## Data shown:
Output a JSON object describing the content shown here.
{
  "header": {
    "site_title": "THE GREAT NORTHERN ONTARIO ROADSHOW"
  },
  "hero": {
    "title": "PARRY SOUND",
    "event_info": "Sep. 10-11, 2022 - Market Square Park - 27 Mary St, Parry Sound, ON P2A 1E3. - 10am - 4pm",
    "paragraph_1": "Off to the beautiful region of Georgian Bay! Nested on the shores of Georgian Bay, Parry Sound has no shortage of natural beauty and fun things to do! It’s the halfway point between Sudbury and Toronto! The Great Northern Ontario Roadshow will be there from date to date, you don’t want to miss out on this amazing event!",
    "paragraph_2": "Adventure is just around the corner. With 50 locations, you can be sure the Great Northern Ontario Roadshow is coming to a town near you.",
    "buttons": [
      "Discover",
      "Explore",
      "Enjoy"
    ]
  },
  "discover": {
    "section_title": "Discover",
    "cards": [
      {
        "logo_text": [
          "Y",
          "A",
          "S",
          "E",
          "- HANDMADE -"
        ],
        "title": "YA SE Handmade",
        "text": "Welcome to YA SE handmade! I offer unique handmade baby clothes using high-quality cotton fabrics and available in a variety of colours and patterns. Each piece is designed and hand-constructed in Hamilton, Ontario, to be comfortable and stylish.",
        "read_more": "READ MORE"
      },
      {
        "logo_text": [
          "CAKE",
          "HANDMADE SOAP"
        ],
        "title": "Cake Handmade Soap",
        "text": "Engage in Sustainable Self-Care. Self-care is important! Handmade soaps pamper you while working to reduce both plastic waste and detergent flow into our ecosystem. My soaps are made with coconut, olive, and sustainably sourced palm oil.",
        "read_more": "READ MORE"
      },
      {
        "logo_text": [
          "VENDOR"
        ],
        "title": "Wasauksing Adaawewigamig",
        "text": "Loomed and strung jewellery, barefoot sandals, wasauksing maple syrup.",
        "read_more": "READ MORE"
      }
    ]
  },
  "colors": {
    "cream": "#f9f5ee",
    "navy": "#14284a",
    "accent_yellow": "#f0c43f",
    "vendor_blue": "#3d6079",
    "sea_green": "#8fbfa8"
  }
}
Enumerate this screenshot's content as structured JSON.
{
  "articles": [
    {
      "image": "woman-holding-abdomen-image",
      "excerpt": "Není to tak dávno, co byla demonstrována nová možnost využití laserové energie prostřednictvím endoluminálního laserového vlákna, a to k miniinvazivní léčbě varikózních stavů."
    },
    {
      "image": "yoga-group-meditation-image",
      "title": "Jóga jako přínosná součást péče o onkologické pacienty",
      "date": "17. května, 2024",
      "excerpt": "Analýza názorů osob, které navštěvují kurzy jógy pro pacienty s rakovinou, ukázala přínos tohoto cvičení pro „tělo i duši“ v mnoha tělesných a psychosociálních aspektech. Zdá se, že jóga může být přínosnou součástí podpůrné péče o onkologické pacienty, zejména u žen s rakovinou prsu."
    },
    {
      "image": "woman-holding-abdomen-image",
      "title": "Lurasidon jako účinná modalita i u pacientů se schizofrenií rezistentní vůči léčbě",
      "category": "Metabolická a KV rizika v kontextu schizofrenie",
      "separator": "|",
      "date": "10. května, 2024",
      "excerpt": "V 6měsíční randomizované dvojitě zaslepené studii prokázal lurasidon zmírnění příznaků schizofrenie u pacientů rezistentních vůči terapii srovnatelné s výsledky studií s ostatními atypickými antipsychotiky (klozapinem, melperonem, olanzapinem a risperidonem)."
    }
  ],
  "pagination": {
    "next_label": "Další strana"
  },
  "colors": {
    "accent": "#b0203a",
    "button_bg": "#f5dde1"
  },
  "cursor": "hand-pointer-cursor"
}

## Given exercise:
Copy out every line of the listing that includes the string "content".

## Answer to this exercise:
Output a JSON object describing the content shown here.
Enumerate this screenshot's content as structured JSON.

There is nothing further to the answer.